- Chart and figure data -

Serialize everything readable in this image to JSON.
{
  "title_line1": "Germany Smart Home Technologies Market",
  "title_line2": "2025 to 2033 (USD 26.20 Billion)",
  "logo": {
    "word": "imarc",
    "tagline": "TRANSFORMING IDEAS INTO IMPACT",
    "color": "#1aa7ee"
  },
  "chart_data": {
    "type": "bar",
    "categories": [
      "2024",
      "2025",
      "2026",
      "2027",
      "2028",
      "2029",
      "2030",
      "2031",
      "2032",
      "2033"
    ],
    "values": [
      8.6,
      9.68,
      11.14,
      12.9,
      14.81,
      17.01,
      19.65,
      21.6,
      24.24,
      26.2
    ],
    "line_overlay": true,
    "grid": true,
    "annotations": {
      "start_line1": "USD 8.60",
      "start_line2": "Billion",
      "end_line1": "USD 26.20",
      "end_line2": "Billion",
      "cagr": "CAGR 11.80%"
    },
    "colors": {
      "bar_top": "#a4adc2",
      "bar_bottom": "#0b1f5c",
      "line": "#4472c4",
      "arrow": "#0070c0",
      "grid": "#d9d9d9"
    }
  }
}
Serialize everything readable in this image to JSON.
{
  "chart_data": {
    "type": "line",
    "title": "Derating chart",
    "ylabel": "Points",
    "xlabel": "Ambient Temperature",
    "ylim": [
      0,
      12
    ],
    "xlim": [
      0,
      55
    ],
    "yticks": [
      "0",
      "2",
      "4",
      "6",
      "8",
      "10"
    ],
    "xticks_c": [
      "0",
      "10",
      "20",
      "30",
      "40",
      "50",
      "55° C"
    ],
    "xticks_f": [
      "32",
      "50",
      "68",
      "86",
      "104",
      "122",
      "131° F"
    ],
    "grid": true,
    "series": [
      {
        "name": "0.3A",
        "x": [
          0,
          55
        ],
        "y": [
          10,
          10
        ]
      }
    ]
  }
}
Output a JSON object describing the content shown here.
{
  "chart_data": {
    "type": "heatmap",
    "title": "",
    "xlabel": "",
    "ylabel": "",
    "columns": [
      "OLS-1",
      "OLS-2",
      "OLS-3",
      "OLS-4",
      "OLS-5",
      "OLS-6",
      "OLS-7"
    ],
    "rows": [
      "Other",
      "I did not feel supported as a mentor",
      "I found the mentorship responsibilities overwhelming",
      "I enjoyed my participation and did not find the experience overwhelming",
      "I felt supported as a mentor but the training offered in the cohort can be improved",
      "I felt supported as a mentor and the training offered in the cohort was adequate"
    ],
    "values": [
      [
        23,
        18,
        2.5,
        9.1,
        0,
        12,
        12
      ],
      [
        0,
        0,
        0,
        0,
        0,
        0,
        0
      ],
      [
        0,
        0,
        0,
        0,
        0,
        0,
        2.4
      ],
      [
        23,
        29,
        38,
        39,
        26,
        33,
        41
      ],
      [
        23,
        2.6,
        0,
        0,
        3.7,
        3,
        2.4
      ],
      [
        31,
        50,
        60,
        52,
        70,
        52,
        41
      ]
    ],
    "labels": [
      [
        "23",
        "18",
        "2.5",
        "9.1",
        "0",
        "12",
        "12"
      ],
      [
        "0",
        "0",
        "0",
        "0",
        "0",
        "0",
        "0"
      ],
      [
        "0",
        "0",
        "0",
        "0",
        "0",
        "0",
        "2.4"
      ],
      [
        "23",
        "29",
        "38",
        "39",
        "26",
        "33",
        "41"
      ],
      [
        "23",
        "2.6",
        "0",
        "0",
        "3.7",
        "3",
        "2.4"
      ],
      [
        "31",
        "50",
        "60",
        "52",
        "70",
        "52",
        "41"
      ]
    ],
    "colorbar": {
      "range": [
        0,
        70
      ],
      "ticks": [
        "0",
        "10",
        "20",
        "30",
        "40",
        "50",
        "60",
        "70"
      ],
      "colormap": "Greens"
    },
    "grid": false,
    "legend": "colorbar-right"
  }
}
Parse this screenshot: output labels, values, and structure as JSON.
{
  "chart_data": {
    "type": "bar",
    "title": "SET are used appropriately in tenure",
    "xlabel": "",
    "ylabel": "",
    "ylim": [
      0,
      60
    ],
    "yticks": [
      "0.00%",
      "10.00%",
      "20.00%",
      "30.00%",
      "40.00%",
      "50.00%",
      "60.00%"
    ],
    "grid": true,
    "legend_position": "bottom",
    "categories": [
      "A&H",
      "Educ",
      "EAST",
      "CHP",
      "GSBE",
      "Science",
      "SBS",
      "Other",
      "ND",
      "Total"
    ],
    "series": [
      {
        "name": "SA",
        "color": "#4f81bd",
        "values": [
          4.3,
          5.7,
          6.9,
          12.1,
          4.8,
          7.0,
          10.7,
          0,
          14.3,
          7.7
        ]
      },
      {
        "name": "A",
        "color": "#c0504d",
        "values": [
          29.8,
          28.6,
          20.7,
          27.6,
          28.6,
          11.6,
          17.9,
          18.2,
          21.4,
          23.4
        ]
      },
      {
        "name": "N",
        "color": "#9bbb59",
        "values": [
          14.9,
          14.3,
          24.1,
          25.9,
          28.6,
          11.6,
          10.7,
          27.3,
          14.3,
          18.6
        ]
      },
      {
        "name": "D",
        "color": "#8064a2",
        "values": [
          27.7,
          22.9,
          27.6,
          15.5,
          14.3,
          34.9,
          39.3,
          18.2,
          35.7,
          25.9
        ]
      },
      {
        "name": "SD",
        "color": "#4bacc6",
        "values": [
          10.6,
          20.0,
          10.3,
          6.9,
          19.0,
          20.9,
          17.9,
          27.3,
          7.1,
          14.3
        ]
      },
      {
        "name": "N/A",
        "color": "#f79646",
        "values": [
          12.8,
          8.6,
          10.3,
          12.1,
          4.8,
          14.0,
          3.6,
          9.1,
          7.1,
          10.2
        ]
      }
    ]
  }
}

- The exercise -
Restate each of the entries above verbatim.

- Final answer -
Serialize everything readable in this image to JSON.
{
  "title_line1": "Germany Smart Home Technologies Market",
  "title_line2": "2025 to 2033 (USD 26.20 Billion)",
  "logo": {
    "word": "imarc",
    "tagline": "TRANSFORMING IDEAS INTO IMPACT",
    "color": "#1aa7ee"
  },
  "chart_data": {
    "type": "bar",
    "categories": [
      "2024",
      "2025",
      "2026",
      "2027",
      "2028",
      "2029",
      "2030",
      "2031",
      "2032",
      "2033"
    ],
    "values": [
      8.6,
      9.68,
      11.14,
      12.9,
      14.81,
      17.01,
      19.65,
      21.6,
      24.24,
      26.2
    ],
    "line_overlay": true,
    "grid": true,
    "annotations": {
      "start_line1": "USD 8.60",
      "start_line2": "Billion",
      "end_line1": "USD 26.20",
      "end_line2": "Billion",
      "cagr": "CAGR 11.80%"
    },
    "colors": {
      "bar_top": "#a4adc2",
      "bar_bottom": "#0b1f5c",
      "line": "#4472c4",
      "arrow": "#0070c0",
      "grid": "#d9d9d9"
    }
  }
}
Serialize everything readable in this image to JSON.
{
  "chart_data": {
    "type": "line",
    "title": "Derating chart",
    "ylabel": "Points",
    "xlabel": "Ambient Temperature",
    "ylim": [
      0,
      12
    ],
    "xlim": [
      0,
      55
    ],
    "yticks": [
      "0",
      "2",
      "4",
      "6",
      "8",
      "10"
    ],
    "xticks_c": [
      "0",
      "10",
      "20",
      "30",
      "40",
      "50",
      "55° C"
    ],
    "xticks_f": [
      "32",
      "50",
      "68",
      "86",
      "104",
      "122",
      "131° F"
    ],
    "grid": true,
    "series": [
      {
        "name": "0.3A",
        "x": [
          0,
          55
        ],
        "y": [
          10,
          10
        ]
      }
    ]
  }
}
Output a JSON object describing the content shown here.
{
  "chart_data": {
    "type": "heatmap",
    "title": "",
    "xlabel": "",
    "ylabel": "",
    "columns": [
      "OLS-1",
      "OLS-2",
      "OLS-3",
      "OLS-4",
      "OLS-5",
      "OLS-6",
      "OLS-7"
    ],
    "rows": [
      "Other",
      "I did not feel supported as a mentor",
      "I found the mentorship responsibilities overwhelming",
      "I enjoyed my participation and did not find the experience overwhelming",
      "I felt supported as a mentor but the training offered in the cohort can be improved",
      "I felt supported as a mentor and the training offered in the cohort was adequate"
    ],
    "values": [
      [
        23,
        18,
        2.5,
        9.1,
        0,
        12,
        12
      ],
      [
        0,
        0,
        0,
        0,
        0,
        0,
        0
      ],
      [
        0,
        0,
        0,
        0,
        0,
        0,
        2.4
      ],
      [
        23,
        29,
        38,
        39,
        26,
        33,
        41
      ],
      [
        23,
        2.6,
        0,
        0,
        3.7,
        3,
        2.4
      ],
      [
        31,
        50,
        60,
        52,
        70,
        52,
        41
      ]
    ],
    "labels": [
      [
        "23",
        "18",
        "2.5",
        "9.1",
        "0",
        "12",
        "12"
      ],
      [
        "0",
        "0",
        "0",
        "0",
        "0",
        "0",
        "0"
      ],
      [
        "0",
        "0",
        "0",
        "0",
        "0",
        "0",
        "2.4"
      ],
      [
        "23",
        "29",
        "38",
        "39",
        "26",
        "33",
        "41"
      ],
      [
        "23",
        "2.6",
        "0",
        "0",
        "3.7",
        "3",
        "2.4"
      ],
      [
        "31",
        "50",
        "60",
        "52",
        "70",
        "52",
        "41"
      ]
    ],
    "colorbar": {
      "range": [
        0,
        70
      ],
      "ticks": [
        "0",
        "10",
        "20",
        "30",
        "40",
        "50",
        "60",
        "70"
      ],
      "colormap": "Greens"
    },
    "grid": false,
    "legend": "colorbar-right"
  }
}
Parse this screenshot: output labels, values, and structure as JSON.
{
  "chart_data": {
    "type": "bar",
    "title": "SET are used appropriately in tenure",
    "xlabel": "",
    "ylabel": "",
    "ylim": [
      0,
      60
    ],
    "yticks": [
      "0.00%",
      "10.00%",
      "20.00%",
      "30.00%",
      "40.00%",
      "50.00%",
      "60.00%"
    ],
    "grid": true,
    "legend_position": "bottom",
    "categories": [
      "A&H",
      "Educ",
      "EAST",
      "CHP",
      "GSBE",
      "Science",
      "SBS",
      "Other",
      "ND",
      "Total"
    ],
    "series": [
      {
        "name": "SA",
        "color": "#4f81bd",
        "values": [
          4.3,
          5.7,
          6.9,
          12.1,
          4.8,
          7.0,
          10.7,
          0,
          14.3,
          7.7
        ]
      },
      {
        "name": "A",
        "color": "#c0504d",
        "values": [
          29.8,
          28.6,
          20.7,
          27.6,
          28.6,
          11.6,
          17.9,
          18.2,
          21.4,
          23.4
        ]
      },
      {
        "name": "N",
        "color": "#9bbb59",
        "values": [
          14.9,
          14.3,
          24.1,
          25.9,
          28.6,
          11.6,
          10.7,
          27.3,
          14.3,
          18.6
        ]
      },
      {
        "name": "D",
        "color": "#8064a2",
        "values": [
          27.7,
          22.9,
          27.6,
          15.5,
          14.3,
          34.9,
          39.3,
          18.2,
          35.7,
          25.9
        ]
      },
      {
        "name": "SD",
        "color": "#4bacc6",
        "values": [
          10.6,
          20.0,
          10.3,
          6.9,
          19.0,
          20.9,
          17.9,
          27.3,
          7.1,
          14.3
        ]
      },
      {
        "name": "N/A",
        "color": "#f79646",
        "values": [
          12.8,
          8.6,
          10.3,
          12.1,
          4.8,
          14.0,
          3.6,
          9.1,
          7.1,
          10.2
        ]
      }
    ]
  }
}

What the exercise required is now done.